> _Problem to solve_
Copy the material below word for word, from its first line up to and including the line with "column-header[interactable]: Number [103,332,326,392]", and stop there.

> _Data for this task_
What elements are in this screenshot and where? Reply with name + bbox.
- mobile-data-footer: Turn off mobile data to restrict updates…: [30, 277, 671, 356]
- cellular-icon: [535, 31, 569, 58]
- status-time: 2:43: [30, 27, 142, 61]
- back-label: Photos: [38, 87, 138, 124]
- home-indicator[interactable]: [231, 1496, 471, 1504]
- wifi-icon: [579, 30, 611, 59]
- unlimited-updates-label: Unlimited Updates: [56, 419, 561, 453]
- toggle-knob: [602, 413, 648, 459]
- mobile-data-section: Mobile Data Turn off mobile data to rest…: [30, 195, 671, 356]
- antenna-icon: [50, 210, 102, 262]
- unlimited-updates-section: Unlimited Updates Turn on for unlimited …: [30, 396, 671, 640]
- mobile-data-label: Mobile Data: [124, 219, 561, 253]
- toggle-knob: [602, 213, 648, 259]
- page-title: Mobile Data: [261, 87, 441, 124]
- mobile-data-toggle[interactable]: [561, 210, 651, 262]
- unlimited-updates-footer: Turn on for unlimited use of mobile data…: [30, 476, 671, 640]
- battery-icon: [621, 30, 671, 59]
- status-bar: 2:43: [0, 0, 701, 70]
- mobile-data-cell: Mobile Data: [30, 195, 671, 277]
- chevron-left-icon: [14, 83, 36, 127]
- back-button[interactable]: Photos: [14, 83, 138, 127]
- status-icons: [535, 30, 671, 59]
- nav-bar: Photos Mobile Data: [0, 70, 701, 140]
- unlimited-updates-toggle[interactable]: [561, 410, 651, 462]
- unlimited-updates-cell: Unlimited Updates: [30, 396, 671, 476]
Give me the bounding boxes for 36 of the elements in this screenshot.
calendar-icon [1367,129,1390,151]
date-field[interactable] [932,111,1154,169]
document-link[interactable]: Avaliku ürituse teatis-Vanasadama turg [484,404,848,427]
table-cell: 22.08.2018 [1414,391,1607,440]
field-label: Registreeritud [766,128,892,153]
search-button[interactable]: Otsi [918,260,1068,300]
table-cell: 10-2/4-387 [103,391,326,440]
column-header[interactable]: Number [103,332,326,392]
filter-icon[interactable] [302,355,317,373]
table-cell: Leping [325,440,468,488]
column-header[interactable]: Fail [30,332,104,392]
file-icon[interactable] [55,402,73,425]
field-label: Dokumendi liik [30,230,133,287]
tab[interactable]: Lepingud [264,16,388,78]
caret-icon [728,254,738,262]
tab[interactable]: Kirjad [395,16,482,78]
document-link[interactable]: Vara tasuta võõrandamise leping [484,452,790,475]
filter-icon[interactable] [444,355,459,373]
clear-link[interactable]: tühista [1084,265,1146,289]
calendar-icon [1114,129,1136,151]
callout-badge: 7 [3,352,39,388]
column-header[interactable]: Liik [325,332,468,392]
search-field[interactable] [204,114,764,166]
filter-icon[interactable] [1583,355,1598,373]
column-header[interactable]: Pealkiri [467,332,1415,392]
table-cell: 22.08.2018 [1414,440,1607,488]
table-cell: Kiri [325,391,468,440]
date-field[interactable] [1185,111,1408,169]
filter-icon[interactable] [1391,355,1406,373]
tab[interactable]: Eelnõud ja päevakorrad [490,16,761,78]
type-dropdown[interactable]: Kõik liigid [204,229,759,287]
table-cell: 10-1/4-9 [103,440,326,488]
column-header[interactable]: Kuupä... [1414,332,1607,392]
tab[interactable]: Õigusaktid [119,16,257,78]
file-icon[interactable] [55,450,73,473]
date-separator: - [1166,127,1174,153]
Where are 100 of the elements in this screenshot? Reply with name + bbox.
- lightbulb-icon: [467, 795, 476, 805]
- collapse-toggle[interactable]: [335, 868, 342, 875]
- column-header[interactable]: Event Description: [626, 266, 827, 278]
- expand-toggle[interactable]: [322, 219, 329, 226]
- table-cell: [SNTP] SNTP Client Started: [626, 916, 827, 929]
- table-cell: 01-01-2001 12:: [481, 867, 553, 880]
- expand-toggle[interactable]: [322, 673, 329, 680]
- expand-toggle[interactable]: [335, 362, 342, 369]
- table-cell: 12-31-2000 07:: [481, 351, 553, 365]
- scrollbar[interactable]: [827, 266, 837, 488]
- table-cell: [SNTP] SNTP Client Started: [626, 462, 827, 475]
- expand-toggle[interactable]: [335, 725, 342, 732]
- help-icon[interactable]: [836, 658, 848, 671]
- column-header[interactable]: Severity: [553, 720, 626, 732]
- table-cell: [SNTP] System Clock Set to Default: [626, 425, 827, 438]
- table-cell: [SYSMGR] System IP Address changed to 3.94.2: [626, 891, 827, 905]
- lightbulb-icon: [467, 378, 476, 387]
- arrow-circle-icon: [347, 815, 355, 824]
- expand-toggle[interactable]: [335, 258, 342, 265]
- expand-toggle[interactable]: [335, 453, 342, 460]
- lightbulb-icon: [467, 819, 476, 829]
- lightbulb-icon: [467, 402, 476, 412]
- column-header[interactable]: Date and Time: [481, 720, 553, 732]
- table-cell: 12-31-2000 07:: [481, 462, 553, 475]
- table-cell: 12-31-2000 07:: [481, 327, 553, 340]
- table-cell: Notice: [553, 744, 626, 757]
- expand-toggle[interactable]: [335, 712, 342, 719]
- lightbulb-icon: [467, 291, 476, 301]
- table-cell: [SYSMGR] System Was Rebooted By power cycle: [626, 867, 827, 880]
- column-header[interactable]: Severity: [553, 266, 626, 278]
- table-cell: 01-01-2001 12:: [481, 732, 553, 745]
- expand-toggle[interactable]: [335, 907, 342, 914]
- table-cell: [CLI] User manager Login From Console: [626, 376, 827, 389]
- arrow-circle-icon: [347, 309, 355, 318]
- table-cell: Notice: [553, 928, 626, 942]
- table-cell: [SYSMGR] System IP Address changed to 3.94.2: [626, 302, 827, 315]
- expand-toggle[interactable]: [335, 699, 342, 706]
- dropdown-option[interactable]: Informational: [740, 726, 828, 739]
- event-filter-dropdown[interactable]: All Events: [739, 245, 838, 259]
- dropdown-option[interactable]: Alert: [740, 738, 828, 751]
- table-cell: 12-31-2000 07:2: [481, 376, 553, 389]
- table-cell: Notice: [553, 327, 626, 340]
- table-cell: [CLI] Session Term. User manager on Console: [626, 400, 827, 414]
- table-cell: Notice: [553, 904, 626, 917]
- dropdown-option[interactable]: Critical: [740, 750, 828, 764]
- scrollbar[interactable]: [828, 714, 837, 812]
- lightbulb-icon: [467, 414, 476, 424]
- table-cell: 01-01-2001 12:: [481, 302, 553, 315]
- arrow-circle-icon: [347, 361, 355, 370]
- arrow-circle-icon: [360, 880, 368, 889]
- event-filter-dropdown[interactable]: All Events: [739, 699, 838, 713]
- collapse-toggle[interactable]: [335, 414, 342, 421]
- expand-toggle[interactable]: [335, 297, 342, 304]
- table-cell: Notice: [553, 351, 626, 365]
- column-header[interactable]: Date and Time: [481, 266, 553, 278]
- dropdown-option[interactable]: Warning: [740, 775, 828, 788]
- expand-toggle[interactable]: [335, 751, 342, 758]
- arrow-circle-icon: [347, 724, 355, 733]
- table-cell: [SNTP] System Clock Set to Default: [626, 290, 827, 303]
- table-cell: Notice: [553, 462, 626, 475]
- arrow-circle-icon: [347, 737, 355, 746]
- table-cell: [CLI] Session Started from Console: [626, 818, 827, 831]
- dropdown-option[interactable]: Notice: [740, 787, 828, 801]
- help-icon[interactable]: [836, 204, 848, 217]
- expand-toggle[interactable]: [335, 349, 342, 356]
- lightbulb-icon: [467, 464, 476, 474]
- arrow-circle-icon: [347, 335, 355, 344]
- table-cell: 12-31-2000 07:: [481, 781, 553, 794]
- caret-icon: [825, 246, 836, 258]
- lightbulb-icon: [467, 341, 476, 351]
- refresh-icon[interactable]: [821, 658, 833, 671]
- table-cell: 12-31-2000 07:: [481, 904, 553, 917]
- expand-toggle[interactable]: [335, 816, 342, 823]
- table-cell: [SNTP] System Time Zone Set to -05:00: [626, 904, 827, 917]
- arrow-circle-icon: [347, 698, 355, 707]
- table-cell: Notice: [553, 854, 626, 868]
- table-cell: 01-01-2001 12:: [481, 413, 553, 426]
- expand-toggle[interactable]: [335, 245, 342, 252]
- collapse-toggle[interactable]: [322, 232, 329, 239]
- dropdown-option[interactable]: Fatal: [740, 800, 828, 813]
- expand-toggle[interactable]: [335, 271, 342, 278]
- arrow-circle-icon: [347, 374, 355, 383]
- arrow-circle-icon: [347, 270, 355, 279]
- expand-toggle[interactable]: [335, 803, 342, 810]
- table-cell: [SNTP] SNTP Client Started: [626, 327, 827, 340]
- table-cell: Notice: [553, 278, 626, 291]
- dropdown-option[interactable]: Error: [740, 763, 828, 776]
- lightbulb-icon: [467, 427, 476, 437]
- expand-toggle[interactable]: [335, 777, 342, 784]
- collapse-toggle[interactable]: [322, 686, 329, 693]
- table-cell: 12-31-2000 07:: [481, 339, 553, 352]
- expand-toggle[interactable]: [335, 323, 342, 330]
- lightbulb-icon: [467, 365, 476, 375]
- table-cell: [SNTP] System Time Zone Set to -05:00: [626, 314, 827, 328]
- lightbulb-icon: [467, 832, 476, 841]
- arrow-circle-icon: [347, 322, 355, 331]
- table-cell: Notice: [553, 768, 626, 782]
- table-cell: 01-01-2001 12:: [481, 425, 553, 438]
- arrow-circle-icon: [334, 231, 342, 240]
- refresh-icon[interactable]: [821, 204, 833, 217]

> _Answer for this exercise_
What elements are in this screenshot and where? Reply with name + bbox.
- mobile-data-footer: Turn off mobile data to restrict updates…: [30, 277, 671, 356]
- cellular-icon: [535, 31, 569, 58]
- status-time: 2:43: [30, 27, 142, 61]
- back-label: Photos: [38, 87, 138, 124]
- home-indicator[interactable]: [231, 1496, 471, 1504]
- wifi-icon: [579, 30, 611, 59]
- unlimited-updates-label: Unlimited Updates: [56, 419, 561, 453]
- toggle-knob: [602, 413, 648, 459]
- mobile-data-section: Mobile Data Turn off mobile data to rest…: [30, 195, 671, 356]
- antenna-icon: [50, 210, 102, 262]
- unlimited-updates-section: Unlimited Updates Turn on for unlimited …: [30, 396, 671, 640]
- mobile-data-label: Mobile Data: [124, 219, 561, 253]
- toggle-knob: [602, 213, 648, 259]
- page-title: Mobile Data: [261, 87, 441, 124]
- mobile-data-toggle[interactable]: [561, 210, 651, 262]
- unlimited-updates-footer: Turn on for unlimited use of mobile data…: [30, 476, 671, 640]
- battery-icon: [621, 30, 671, 59]
- status-bar: 2:43: [0, 0, 701, 70]
- mobile-data-cell: Mobile Data: [30, 195, 671, 277]
- chevron-left-icon: [14, 83, 36, 127]
- back-button[interactable]: Photos: [14, 83, 138, 127]
- status-icons: [535, 30, 671, 59]
- nav-bar: Photos Mobile Data: [0, 70, 701, 140]
- unlimited-updates-toggle[interactable]: [561, 410, 651, 462]
- unlimited-updates-cell: Unlimited Updates: [30, 396, 671, 476]
Give me the bounding boxes for 36 of the elements in this screenshot.
calendar-icon [1367,129,1390,151]
date-field[interactable] [932,111,1154,169]
document-link[interactable]: Avaliku ürituse teatis-Vanasadama turg [484,404,848,427]
table-cell: 22.08.2018 [1414,391,1607,440]
field-label: Registreeritud [766,128,892,153]
search-button[interactable]: Otsi [918,260,1068,300]
table-cell: 10-2/4-387 [103,391,326,440]
column-header[interactable]: Number [103,332,326,392]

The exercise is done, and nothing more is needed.